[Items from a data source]

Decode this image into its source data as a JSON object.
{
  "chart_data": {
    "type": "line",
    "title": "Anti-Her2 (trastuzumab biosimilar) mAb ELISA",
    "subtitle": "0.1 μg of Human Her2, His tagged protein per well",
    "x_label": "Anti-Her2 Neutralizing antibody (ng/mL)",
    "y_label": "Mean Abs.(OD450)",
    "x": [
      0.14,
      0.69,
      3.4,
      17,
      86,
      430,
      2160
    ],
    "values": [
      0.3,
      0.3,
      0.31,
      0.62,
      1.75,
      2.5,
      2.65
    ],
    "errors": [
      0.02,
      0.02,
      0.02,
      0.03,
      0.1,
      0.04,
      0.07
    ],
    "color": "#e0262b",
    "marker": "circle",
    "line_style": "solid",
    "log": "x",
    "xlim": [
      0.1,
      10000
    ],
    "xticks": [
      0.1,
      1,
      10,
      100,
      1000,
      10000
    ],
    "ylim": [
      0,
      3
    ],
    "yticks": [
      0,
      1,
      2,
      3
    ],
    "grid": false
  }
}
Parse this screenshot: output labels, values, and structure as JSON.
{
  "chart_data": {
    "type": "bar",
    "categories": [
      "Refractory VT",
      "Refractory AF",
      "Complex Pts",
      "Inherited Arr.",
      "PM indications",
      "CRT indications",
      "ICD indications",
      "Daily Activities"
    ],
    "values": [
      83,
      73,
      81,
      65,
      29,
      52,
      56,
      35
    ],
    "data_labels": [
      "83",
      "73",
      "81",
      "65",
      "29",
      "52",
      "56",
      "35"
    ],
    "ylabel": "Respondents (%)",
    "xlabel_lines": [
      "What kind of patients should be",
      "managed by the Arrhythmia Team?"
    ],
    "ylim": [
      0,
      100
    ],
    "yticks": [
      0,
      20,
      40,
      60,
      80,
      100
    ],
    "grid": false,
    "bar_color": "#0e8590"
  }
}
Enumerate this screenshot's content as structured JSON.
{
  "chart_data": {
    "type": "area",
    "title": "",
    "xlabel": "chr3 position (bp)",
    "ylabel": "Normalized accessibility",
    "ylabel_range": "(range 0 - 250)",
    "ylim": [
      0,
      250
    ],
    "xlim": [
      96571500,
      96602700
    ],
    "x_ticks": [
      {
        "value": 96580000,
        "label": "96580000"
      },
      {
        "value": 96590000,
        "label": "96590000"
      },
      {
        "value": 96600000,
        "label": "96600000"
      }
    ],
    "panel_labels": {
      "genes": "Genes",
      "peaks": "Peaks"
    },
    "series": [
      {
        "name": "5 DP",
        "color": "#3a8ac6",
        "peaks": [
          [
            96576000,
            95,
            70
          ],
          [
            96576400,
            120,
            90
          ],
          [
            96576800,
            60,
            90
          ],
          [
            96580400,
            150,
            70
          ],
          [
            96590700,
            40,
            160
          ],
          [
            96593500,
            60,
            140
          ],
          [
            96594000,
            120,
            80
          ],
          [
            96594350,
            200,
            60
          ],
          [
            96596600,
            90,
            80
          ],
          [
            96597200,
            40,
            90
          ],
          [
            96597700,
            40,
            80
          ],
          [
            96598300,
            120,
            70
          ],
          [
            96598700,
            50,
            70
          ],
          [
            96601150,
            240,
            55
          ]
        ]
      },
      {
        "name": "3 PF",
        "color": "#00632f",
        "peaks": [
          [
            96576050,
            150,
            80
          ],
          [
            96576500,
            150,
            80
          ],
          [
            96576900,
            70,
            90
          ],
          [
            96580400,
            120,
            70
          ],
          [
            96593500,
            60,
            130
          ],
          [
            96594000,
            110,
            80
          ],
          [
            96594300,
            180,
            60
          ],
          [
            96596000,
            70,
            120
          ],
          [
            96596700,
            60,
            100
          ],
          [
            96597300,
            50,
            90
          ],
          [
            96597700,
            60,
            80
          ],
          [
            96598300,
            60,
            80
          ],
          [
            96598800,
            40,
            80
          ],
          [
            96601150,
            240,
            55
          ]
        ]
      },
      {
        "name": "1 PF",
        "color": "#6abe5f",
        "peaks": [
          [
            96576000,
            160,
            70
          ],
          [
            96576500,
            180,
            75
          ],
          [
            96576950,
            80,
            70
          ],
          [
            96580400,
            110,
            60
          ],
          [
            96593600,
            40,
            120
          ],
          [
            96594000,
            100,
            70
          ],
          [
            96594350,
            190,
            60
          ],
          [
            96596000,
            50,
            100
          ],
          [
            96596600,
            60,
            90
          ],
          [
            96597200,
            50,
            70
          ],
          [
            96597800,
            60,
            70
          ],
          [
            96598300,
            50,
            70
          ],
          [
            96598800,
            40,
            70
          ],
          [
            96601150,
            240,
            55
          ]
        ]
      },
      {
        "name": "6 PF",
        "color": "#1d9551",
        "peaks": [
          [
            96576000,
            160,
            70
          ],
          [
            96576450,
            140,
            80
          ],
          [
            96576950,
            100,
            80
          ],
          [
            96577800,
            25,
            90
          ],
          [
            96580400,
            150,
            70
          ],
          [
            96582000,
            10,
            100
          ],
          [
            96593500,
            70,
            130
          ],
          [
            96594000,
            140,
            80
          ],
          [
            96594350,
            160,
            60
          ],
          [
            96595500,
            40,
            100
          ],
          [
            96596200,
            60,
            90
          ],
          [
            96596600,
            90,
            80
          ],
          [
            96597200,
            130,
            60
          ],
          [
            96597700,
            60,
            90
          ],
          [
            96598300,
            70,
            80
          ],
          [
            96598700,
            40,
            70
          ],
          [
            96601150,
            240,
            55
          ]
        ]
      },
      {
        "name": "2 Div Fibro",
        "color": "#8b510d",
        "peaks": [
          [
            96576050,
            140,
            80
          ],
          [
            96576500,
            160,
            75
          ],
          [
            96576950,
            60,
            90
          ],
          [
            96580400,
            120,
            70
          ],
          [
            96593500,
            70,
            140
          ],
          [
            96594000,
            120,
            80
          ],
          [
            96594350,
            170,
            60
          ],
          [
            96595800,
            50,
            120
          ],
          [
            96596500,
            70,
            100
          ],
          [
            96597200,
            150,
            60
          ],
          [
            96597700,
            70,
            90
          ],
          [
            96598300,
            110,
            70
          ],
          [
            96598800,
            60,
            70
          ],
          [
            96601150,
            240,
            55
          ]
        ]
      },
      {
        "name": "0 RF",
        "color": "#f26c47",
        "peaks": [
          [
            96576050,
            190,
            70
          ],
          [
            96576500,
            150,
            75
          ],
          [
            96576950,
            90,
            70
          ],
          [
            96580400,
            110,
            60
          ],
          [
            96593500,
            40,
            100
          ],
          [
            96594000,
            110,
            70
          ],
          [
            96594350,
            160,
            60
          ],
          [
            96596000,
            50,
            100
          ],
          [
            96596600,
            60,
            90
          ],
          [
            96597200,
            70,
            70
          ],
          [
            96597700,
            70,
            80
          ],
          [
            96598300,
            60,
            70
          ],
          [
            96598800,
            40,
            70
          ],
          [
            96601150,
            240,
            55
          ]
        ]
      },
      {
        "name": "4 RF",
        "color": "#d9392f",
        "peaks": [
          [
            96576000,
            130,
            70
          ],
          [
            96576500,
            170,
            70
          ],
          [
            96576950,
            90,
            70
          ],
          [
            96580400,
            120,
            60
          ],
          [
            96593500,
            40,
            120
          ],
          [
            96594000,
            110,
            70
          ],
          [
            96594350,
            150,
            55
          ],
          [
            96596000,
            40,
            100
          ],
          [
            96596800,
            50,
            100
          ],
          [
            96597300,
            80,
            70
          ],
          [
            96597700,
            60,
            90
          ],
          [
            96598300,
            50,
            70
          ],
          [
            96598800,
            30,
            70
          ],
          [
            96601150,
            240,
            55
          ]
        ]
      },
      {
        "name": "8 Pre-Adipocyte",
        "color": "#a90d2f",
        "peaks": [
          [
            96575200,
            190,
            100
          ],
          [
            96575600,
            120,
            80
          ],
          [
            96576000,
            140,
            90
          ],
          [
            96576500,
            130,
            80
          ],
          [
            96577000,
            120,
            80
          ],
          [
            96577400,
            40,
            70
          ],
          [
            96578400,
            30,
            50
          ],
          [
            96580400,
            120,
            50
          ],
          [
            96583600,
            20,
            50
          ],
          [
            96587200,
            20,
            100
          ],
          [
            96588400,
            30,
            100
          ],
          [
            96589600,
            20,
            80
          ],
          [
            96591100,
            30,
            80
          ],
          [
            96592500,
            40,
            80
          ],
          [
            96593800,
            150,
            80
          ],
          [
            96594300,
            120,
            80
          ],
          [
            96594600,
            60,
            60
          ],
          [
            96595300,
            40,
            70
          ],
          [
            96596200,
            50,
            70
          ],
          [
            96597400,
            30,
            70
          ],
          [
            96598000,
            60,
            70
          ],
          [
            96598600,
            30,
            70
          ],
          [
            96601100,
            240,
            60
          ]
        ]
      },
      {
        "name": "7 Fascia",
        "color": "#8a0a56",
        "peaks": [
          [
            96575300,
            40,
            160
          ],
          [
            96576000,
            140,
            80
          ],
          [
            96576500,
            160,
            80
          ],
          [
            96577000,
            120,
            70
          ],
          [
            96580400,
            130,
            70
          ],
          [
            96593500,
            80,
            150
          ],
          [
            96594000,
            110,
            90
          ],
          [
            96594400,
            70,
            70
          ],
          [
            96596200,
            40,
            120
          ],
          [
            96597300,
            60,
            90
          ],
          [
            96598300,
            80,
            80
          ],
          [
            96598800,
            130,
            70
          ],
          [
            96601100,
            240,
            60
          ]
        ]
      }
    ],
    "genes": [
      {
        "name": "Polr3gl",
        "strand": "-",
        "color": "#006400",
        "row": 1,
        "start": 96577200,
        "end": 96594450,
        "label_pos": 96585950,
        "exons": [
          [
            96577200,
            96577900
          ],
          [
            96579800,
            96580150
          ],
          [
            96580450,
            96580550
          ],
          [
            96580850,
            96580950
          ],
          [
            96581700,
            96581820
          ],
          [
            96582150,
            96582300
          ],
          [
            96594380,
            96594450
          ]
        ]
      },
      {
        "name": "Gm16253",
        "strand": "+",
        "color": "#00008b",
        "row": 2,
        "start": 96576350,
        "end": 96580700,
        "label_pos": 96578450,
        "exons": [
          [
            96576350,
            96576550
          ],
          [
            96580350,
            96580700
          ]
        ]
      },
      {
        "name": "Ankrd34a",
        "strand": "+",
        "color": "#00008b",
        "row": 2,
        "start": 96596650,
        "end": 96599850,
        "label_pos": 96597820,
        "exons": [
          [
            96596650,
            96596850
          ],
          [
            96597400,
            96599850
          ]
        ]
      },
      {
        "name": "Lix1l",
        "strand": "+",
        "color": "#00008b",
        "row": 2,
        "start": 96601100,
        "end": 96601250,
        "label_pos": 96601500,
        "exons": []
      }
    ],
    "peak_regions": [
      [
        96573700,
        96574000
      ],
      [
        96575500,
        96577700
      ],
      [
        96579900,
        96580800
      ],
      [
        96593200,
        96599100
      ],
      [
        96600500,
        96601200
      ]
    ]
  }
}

*EXERCISE BRIEF*: Please say how many lines in the records above contain the string "screenshot", giving no other words.

*ANSWER TO THIS EXERCISE*: 2